─── DATA FOR THIS TASK

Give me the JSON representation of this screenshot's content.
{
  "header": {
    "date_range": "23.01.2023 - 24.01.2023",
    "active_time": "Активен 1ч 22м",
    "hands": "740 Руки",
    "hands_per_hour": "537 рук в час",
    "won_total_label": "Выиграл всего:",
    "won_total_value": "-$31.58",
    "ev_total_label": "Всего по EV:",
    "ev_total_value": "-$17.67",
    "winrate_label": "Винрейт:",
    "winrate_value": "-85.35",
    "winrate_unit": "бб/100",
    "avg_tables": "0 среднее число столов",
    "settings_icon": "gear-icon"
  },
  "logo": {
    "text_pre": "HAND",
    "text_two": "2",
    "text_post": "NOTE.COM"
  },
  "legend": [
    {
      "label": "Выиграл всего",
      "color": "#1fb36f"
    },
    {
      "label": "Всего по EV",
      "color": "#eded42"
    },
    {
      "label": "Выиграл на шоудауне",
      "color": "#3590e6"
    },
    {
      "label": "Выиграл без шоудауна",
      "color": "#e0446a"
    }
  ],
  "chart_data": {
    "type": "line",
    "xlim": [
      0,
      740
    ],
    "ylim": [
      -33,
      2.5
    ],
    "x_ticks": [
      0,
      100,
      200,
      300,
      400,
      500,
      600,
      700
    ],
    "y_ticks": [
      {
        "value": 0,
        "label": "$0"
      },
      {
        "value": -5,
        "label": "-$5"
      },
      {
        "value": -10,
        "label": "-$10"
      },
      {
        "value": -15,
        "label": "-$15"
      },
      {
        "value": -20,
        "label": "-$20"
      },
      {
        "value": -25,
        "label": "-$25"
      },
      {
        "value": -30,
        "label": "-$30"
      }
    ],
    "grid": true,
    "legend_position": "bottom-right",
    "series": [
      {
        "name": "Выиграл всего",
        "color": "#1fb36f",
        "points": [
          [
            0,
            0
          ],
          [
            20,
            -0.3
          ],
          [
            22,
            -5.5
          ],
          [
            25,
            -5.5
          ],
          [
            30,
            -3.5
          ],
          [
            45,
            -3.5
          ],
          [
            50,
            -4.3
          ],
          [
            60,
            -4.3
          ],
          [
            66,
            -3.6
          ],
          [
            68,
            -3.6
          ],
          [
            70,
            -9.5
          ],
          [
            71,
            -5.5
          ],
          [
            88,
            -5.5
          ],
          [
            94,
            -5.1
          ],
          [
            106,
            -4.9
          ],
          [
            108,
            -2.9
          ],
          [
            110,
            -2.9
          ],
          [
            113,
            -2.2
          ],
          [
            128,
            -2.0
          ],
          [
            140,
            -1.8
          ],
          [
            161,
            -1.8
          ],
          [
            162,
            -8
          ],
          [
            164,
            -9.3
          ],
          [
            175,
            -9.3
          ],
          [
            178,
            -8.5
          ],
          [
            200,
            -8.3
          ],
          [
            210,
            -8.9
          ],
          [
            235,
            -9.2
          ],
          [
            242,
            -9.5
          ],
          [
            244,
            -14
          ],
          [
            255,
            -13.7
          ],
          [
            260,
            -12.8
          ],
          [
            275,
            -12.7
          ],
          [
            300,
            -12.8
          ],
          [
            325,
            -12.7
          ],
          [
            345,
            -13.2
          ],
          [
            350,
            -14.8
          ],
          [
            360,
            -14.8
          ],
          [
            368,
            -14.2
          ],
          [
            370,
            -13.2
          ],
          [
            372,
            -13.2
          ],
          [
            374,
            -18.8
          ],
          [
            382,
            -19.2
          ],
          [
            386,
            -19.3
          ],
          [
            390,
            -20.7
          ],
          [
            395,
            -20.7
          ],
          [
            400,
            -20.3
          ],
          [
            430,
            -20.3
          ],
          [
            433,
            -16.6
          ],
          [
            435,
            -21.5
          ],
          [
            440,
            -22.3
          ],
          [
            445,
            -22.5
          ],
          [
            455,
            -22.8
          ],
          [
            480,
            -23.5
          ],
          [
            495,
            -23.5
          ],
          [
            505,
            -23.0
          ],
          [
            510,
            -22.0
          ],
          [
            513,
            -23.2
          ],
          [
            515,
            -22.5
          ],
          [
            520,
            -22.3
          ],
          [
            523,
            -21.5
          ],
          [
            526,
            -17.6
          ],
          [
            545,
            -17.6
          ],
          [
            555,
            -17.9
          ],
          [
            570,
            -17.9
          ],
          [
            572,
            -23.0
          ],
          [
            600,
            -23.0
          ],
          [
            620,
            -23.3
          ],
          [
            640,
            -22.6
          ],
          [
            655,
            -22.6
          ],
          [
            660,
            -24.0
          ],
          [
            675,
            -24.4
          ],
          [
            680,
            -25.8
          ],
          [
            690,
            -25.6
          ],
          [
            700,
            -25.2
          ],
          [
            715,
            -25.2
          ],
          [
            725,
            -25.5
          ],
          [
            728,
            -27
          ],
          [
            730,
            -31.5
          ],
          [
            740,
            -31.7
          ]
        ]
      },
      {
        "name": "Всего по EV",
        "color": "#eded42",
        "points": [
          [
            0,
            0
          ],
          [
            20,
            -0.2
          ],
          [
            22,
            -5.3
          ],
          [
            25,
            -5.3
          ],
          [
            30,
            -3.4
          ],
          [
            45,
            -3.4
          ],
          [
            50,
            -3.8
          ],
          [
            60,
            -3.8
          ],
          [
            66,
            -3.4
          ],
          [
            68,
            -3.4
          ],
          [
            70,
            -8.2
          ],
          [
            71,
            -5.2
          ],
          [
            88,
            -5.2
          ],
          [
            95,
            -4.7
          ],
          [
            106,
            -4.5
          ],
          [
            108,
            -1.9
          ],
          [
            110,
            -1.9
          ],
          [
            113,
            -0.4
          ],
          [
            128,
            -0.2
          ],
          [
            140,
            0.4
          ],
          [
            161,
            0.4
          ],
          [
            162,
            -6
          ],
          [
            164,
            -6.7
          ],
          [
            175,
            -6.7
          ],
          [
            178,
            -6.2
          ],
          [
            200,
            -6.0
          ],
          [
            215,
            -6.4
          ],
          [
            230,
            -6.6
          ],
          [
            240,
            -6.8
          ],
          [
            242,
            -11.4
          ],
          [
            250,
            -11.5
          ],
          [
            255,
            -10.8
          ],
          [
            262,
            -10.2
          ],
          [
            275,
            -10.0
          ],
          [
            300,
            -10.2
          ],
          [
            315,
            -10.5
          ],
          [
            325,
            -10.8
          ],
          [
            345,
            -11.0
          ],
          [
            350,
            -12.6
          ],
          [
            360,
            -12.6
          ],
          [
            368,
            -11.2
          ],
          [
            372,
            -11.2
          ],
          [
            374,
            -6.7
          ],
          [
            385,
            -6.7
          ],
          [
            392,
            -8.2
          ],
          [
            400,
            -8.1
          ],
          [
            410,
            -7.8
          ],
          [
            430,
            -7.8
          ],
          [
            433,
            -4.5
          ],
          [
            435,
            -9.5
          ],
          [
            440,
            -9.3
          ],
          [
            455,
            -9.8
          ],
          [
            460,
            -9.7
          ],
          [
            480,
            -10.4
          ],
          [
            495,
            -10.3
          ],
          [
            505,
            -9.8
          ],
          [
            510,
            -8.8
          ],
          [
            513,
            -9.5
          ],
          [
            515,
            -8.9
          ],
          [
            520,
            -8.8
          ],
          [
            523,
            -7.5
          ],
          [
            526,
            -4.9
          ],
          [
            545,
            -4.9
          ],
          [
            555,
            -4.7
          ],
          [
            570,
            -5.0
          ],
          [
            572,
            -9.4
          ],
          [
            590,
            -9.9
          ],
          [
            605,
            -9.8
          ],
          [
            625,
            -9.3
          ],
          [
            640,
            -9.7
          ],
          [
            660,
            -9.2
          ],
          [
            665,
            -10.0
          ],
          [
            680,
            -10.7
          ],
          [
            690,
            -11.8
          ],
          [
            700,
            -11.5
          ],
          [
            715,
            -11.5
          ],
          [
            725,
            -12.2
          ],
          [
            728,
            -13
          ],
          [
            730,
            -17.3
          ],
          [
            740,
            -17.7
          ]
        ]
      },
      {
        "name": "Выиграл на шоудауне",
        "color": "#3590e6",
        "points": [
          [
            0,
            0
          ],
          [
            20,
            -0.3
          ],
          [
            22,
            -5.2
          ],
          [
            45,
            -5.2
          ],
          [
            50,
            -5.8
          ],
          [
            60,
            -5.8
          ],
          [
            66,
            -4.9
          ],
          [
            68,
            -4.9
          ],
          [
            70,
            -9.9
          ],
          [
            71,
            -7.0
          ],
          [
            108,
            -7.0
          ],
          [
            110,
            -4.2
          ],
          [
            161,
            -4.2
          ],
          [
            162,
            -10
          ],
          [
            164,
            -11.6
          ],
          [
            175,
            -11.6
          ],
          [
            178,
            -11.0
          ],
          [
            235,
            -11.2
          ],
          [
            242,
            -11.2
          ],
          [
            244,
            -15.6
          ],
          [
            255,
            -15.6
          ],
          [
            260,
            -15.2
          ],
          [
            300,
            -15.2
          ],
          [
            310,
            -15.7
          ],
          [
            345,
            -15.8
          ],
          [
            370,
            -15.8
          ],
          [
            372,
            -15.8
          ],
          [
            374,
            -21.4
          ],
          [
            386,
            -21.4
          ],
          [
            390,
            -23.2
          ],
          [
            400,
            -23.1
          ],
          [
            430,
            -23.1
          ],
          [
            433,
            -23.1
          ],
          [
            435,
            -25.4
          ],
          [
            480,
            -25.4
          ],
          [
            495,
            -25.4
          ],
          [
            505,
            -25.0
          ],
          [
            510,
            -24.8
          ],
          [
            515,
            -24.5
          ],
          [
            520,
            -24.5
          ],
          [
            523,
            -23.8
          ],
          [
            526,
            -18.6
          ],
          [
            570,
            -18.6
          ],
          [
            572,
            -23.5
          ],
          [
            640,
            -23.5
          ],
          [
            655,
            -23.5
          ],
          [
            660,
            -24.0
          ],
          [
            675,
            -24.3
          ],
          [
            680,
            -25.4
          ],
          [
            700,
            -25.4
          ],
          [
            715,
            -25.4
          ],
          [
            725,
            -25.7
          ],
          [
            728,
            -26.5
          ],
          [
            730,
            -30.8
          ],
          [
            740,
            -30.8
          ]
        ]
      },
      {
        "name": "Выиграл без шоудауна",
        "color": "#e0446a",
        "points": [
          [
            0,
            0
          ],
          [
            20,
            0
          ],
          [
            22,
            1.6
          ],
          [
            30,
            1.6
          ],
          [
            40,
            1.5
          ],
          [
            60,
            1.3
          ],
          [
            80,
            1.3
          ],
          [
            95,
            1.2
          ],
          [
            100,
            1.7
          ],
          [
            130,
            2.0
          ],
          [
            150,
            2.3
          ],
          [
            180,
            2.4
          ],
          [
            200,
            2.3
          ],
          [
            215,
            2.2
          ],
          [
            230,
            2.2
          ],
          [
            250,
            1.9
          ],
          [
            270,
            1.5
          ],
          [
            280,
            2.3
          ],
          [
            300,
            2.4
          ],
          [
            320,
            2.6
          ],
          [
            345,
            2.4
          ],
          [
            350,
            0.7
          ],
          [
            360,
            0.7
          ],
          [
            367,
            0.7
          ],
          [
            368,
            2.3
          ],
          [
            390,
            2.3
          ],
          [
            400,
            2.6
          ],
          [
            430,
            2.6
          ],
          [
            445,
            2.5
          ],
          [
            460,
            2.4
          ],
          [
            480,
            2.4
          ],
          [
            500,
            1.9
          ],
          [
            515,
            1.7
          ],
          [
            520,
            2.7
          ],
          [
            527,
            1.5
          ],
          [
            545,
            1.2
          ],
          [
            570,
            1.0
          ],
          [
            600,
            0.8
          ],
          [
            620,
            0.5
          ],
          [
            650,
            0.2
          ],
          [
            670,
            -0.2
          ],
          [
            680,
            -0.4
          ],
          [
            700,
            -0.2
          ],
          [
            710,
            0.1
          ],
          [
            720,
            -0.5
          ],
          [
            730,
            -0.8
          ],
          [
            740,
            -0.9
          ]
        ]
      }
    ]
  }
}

──────

■ DIRECTION
Gather up the lines that contain the word "name".

■ ANSWER TO THIS PROBLEM
        "name": "Выиграл всего",
        "name": "Всего по EV",
        "name": "Выиграл на шоудауне",
        "name": "Выиграл без шоудауна",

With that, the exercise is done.